BRIEF
Exclude the pictures; give every entry again exactly as written.

── SUPPLIED MATERIAL

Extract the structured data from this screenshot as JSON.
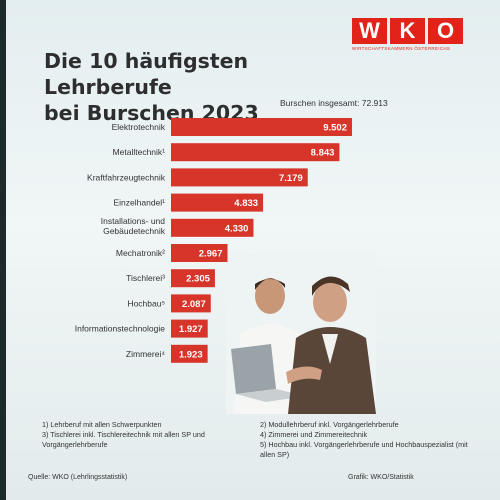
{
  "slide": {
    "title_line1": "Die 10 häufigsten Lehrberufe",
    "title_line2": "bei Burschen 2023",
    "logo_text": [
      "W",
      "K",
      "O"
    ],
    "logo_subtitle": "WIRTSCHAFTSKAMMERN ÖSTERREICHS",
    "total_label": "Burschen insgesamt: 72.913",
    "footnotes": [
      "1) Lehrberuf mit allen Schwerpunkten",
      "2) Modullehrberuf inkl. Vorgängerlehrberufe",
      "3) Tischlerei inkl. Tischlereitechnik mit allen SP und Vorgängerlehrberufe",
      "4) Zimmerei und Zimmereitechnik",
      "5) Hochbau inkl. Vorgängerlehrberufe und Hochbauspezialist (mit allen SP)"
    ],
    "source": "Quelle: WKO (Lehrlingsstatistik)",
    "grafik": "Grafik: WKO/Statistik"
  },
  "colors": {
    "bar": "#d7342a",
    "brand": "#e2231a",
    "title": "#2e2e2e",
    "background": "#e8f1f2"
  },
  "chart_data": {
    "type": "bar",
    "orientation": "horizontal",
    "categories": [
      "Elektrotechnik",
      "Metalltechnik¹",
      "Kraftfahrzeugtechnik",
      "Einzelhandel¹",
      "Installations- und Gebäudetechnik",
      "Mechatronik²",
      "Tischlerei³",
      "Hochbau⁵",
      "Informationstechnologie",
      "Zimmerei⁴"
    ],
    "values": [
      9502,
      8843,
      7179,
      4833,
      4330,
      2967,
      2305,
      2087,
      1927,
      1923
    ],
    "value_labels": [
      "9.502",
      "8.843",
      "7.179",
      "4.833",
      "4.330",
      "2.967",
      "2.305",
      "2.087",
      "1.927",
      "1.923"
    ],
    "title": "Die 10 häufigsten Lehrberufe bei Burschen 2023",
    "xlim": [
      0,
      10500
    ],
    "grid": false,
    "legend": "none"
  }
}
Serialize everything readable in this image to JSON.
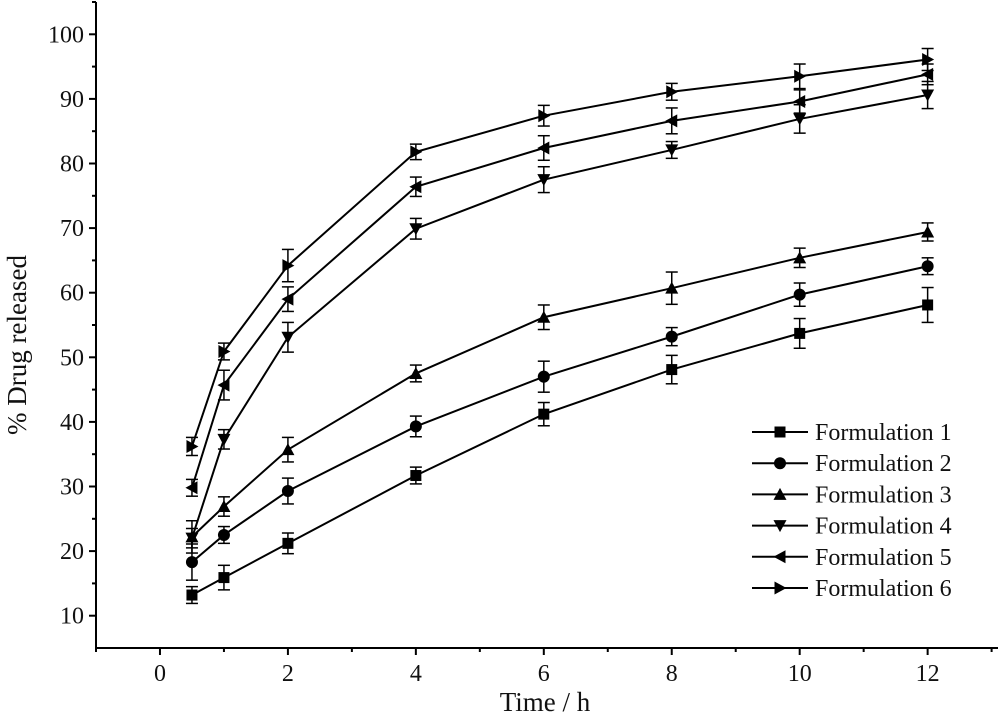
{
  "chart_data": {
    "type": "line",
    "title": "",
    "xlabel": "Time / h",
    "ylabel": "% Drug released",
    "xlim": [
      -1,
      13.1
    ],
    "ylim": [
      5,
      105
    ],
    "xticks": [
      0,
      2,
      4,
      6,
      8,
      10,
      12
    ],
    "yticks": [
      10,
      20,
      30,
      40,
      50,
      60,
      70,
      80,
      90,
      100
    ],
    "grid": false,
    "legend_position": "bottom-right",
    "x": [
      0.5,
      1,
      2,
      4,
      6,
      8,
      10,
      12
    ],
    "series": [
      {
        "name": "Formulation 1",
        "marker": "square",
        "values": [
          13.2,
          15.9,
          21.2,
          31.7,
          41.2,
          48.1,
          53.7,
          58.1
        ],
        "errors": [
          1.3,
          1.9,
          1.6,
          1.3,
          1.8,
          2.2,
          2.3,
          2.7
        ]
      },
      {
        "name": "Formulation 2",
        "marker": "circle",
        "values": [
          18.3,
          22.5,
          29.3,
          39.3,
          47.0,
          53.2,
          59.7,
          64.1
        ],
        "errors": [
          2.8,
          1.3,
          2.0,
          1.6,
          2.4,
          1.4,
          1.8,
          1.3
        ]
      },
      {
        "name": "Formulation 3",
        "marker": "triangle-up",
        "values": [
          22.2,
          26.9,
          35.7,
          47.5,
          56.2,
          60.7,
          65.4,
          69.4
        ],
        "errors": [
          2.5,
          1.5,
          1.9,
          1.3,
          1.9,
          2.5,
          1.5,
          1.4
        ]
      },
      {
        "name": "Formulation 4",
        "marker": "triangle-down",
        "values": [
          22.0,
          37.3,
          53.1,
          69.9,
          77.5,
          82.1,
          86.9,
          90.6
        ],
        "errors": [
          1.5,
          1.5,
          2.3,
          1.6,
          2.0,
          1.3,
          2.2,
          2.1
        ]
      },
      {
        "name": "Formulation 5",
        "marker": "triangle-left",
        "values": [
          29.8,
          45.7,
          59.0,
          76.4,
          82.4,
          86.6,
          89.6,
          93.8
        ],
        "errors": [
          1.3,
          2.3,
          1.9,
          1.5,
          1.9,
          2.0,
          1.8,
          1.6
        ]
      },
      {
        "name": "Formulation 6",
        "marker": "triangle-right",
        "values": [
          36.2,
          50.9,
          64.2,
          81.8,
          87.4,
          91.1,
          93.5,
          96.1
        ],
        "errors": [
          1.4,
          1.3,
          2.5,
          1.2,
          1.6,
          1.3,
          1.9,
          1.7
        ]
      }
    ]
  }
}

────

EXERCISE ANSWER
Extract the structured data from this screenshot as JSON.
{
  "slide": {
    "title_line1": "Die 10 häufigsten Lehrberufe",
    "title_line2": "bei Burschen 2023",
    "logo_text": [
      "W",
      "K",
      "O"
    ],
    "logo_subtitle": "WIRTSCHAFTSKAMMERN ÖSTERREICHS",
    "total_label": "Burschen insgesamt: 72.913",
    "footnotes": [
      "1) Lehrberuf mit allen Schwerpunkten",
      "2) Modullehrberuf inkl. Vorgängerlehrberufe",
      "3) Tischlerei inkl. Tischlereitechnik mit allen SP und Vorgängerlehrberufe",
      "4) Zimmerei und Zimmereitechnik",
      "5) Hochbau inkl. Vorgängerlehrberufe und Hochbauspezialist (mit allen SP)"
    ],
    "source": "Quelle: WKO (Lehrlingsstatistik)",
    "grafik": "Grafik: WKO/Statistik"
  },
  "colors": {
    "bar": "#d7342a",
    "brand": "#e2231a",
    "title": "#2e2e2e",
    "background": "#e8f1f2"
  },
  "chart_data": {
    "type": "bar",
    "orientation": "horizontal",
    "categories": [
      "Elektrotechnik",
      "Metalltechnik¹",
      "Kraftfahrzeugtechnik",
      "Einzelhandel¹",
      "Installations- und Gebäudetechnik",
      "Mechatronik²",
      "Tischlerei³",
      "Hochbau⁵",
      "Informationstechnologie",
      "Zimmerei⁴"
    ],
    "values": [
      9502,
      8843,
      7179,
      4833,
      4330,
      2967,
      2305,
      2087,
      1927,
      1923
    ],
    "value_labels": [
      "9.502",
      "8.843",
      "7.179",
      "4.833",
      "4.330",
      "2.967",
      "2.305",
      "2.087",
      "1.927",
      "1.923"
    ],
    "title": "Die 10 häufigsten Lehrberufe bei Burschen 2023",
    "xlim": [
      0,
      10500
    ],
    "grid": false,
    "legend": "none"
  }
}
Serialize everything readable in this image to JSON.
{
  "chart_data": {
    "type": "line",
    "title": "",
    "xlabel": "Time / h",
    "ylabel": "% Drug released",
    "xlim": [
      -1,
      13.1
    ],
    "ylim": [
      5,
      105
    ],
    "xticks": [
      0,
      2,
      4,
      6,
      8,
      10,
      12
    ],
    "yticks": [
      10,
      20,
      30,
      40,
      50,
      60,
      70,
      80,
      90,
      100
    ],
    "grid": false,
    "legend_position": "bottom-right",
    "x": [
      0.5,
      1,
      2,
      4,
      6,
      8,
      10,
      12
    ],
    "series": [
      {
        "name": "Formulation 1",
        "marker": "square",
        "values": [
          13.2,
          15.9,
          21.2,
          31.7,
          41.2,
          48.1,
          53.7,
          58.1
        ],
        "errors": [
          1.3,
          1.9,
          1.6,
          1.3,
          1.8,
          2.2,
          2.3,
          2.7
        ]
      },
      {
        "name": "Formulation 2",
        "marker": "circle",
        "values": [
          18.3,
          22.5,
          29.3,
          39.3,
          47.0,
          53.2,
          59.7,
          64.1
        ],
        "errors": [
          2.8,
          1.3,
          2.0,
          1.6,
          2.4,
          1.4,
          1.8,
          1.3
        ]
      },
      {
        "name": "Formulation 3",
        "marker": "triangle-up",
        "values": [
          22.2,
          26.9,
          35.7,
          47.5,
          56.2,
          60.7,
          65.4,
          69.4
        ],
        "errors": [
          2.5,
          1.5,
          1.9,
          1.3,
          1.9,
          2.5,
          1.5,
          1.4
        ]
      },
      {
        "name": "Formulation 4",
        "marker": "triangle-down",
        "values": [
          22.0,
          37.3,
          53.1,
          69.9,
          77.5,
          82.1,
          86.9,
          90.6
        ],
        "errors": [
          1.5,
          1.5,
          2.3,
          1.6,
          2.0,
          1.3,
          2.2,
          2.1
        ]
      },
      {
        "name": "Formulation 5",
        "marker": "triangle-left",
        "values": [
          29.8,
          45.7,
          59.0,
          76.4,
          82.4,
          86.6,
          89.6,
          93.8
        ],
        "errors": [
          1.3,
          2.3,
          1.9,
          1.5,
          1.9,
          2.0,
          1.8,
          1.6
        ]
      },
      {
        "name": "Formulation 6",
        "marker": "triangle-right",
        "values": [
          36.2,
          50.9,
          64.2,
          81.8,
          87.4,
          91.1,
          93.5,
          96.1
        ],
        "errors": [
          1.4,
          1.3,
          2.5,
          1.2,
          1.6,
          1.3,
          1.9,
          1.7
        ]
      }
    ]
  }
}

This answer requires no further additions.